TASK DESCRIPTION
Hunt for the word "positions" across the entries below, copying each line that holds it.
══════════
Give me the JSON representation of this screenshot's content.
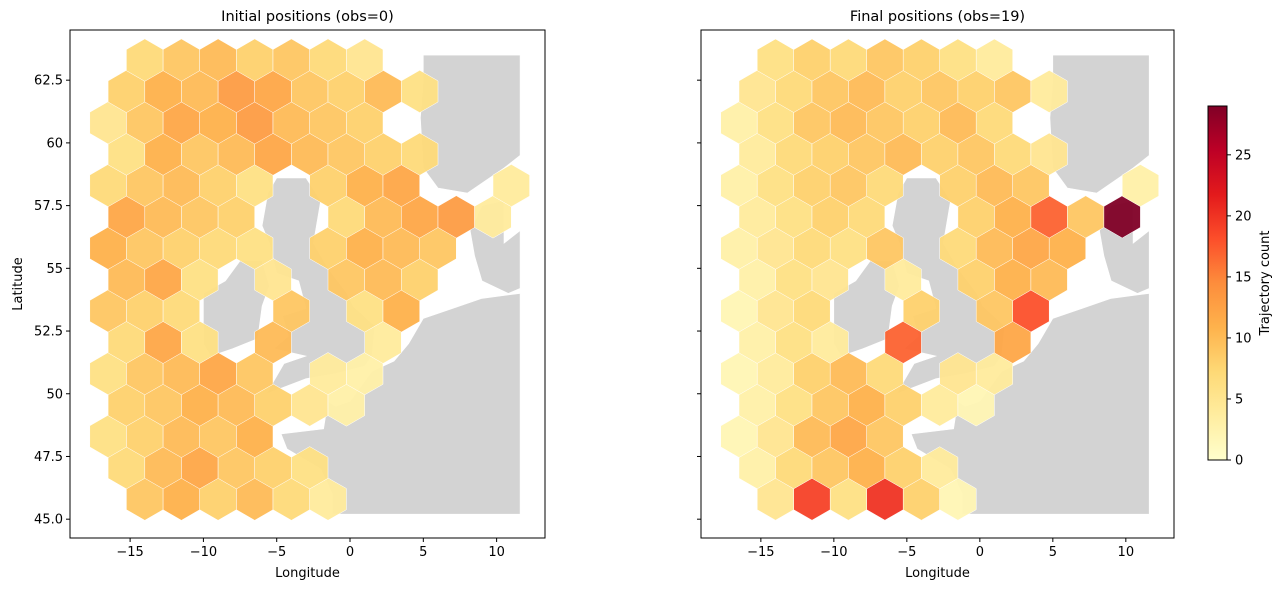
{
  "chart_data": [
    {
      "type": "hexbin",
      "title": "Initial positions (obs=0)",
      "xlabel": "Longitude",
      "ylabel": "Latitude",
      "xlim": [
        -19.1,
        13.3
      ],
      "ylim": [
        44.25,
        64.5
      ],
      "xticks": [
        {
          "value": -15,
          "label": "−15"
        },
        {
          "value": -10,
          "label": "−10"
        },
        {
          "value": -5,
          "label": "−5"
        },
        0,
        5,
        10
      ],
      "yticks": [
        {
          "value": 45,
          "label": "45.0"
        },
        47.5,
        50,
        52.5,
        55,
        57.5,
        60,
        62.5
      ],
      "ytick_labels": true,
      "grid_lon": [
        -16.5,
        -14,
        -11.5,
        -9,
        -6.5,
        -4,
        -1.5,
        1,
        3.5,
        6,
        8.5,
        11
      ],
      "grid_lat": [
        45.8,
        47.05,
        48.3,
        49.55,
        50.8,
        52.05,
        53.3,
        54.55,
        55.8,
        57.05,
        58.3,
        59.55,
        60.8,
        62.05,
        63.3
      ],
      "counts": [
        [
          null,
          9,
          11,
          8,
          10,
          7,
          4,
          null,
          null,
          null,
          null,
          null
        ],
        [
          7,
          10,
          12,
          9,
          8,
          6,
          null,
          null,
          null,
          null,
          null,
          null
        ],
        [
          6,
          8,
          10,
          9,
          11,
          null,
          null,
          null,
          null,
          null,
          null,
          null
        ],
        [
          8,
          9,
          11,
          10,
          8,
          5,
          3,
          null,
          null,
          null,
          null,
          null
        ],
        [
          6,
          9,
          10,
          12,
          9,
          null,
          4,
          3,
          null,
          null,
          null,
          null
        ],
        [
          7,
          12,
          6,
          null,
          10,
          null,
          null,
          4,
          null,
          null,
          null,
          null
        ],
        [
          9,
          8,
          7,
          null,
          null,
          9,
          null,
          6,
          11,
          null,
          null,
          null
        ],
        [
          10,
          12,
          6,
          null,
          5,
          null,
          9,
          10,
          8,
          null,
          null,
          null
        ],
        [
          11,
          9,
          8,
          7,
          6,
          null,
          8,
          11,
          10,
          9,
          null,
          null
        ],
        [
          12,
          10,
          9,
          8,
          null,
          null,
          7,
          10,
          12,
          13,
          4,
          null
        ],
        [
          7,
          9,
          10,
          8,
          6,
          null,
          8,
          11,
          12,
          null,
          null,
          4
        ],
        [
          6,
          11,
          9,
          10,
          12,
          10,
          9,
          8,
          7,
          null,
          null,
          null
        ],
        [
          5,
          9,
          12,
          11,
          13,
          10,
          9,
          8,
          null,
          null,
          null,
          null
        ],
        [
          8,
          11,
          10,
          13,
          12,
          9,
          8,
          10,
          6,
          null,
          null,
          null
        ],
        [
          null,
          7,
          9,
          10,
          8,
          9,
          7,
          5,
          null,
          null,
          null,
          null
        ]
      ]
    },
    {
      "type": "hexbin",
      "title": "Final positions (obs=19)",
      "xlabel": "Longitude",
      "xlim": [
        -19.1,
        13.3
      ],
      "ylim": [
        44.25,
        64.5
      ],
      "xticks": [
        {
          "value": -15,
          "label": "−15"
        },
        {
          "value": -10,
          "label": "−10"
        },
        {
          "value": -5,
          "label": "−5"
        },
        0,
        5,
        10
      ],
      "yticks": [
        45,
        47.5,
        50,
        52.5,
        55,
        57.5,
        60,
        62.5
      ],
      "ytick_labels": false,
      "grid_lon": [
        -16.5,
        -14,
        -11.5,
        -9,
        -6.5,
        -4,
        -1.5,
        1,
        3.5,
        6,
        8.5,
        11
      ],
      "grid_lat": [
        45.8,
        47.05,
        48.3,
        49.55,
        50.8,
        52.05,
        53.3,
        54.55,
        55.8,
        57.05,
        58.3,
        59.55,
        60.8,
        62.05,
        63.3
      ],
      "counts": [
        [
          null,
          5,
          19,
          6,
          20,
          8,
          2,
          null,
          null,
          null,
          null,
          null
        ],
        [
          3,
          7,
          9,
          11,
          8,
          4,
          null,
          null,
          null,
          null,
          null,
          null
        ],
        [
          2,
          5,
          10,
          12,
          9,
          null,
          null,
          null,
          null,
          null,
          null,
          null
        ],
        [
          3,
          6,
          9,
          11,
          8,
          4,
          2,
          null,
          null,
          null,
          null,
          null
        ],
        [
          2,
          4,
          8,
          10,
          7,
          null,
          5,
          4,
          null,
          null,
          null,
          null
        ],
        [
          3,
          6,
          4,
          null,
          17,
          null,
          null,
          12,
          null,
          null,
          null,
          null
        ],
        [
          2,
          5,
          7,
          null,
          null,
          8,
          null,
          9,
          18,
          null,
          null,
          null
        ],
        [
          3,
          6,
          5,
          null,
          4,
          null,
          8,
          11,
          10,
          null,
          null,
          null
        ],
        [
          3,
          5,
          7,
          6,
          9,
          null,
          7,
          10,
          12,
          11,
          null,
          null
        ],
        [
          4,
          6,
          8,
          7,
          null,
          null,
          8,
          11,
          17,
          9,
          29,
          null
        ],
        [
          3,
          6,
          8,
          9,
          7,
          null,
          8,
          10,
          9,
          null,
          null,
          3
        ],
        [
          4,
          7,
          8,
          9,
          10,
          8,
          9,
          7,
          5,
          null,
          null,
          null
        ],
        [
          3,
          6,
          9,
          10,
          9,
          8,
          10,
          7,
          null,
          null,
          null,
          null
        ],
        [
          5,
          7,
          9,
          10,
          8,
          9,
          8,
          9,
          4,
          null,
          null,
          null
        ],
        [
          null,
          6,
          8,
          7,
          9,
          8,
          6,
          4,
          null,
          null,
          null,
          null
        ]
      ]
    }
  ],
  "colorbar": {
    "label": "Trajectory count",
    "lim": [
      0,
      29
    ],
    "ticks": [
      0,
      5,
      10,
      15,
      20,
      25
    ],
    "colors": [
      "#ffffcc",
      "#ffeda0",
      "#fed976",
      "#feb24c",
      "#fd8d3c",
      "#fc4e2a",
      "#e31a1c",
      "#bd0026",
      "#800026"
    ]
  }
}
══════════
CORRECT OUTPUT
      "title": "Initial positions (obs=0)",
      "title": "Final positions (obs=19)",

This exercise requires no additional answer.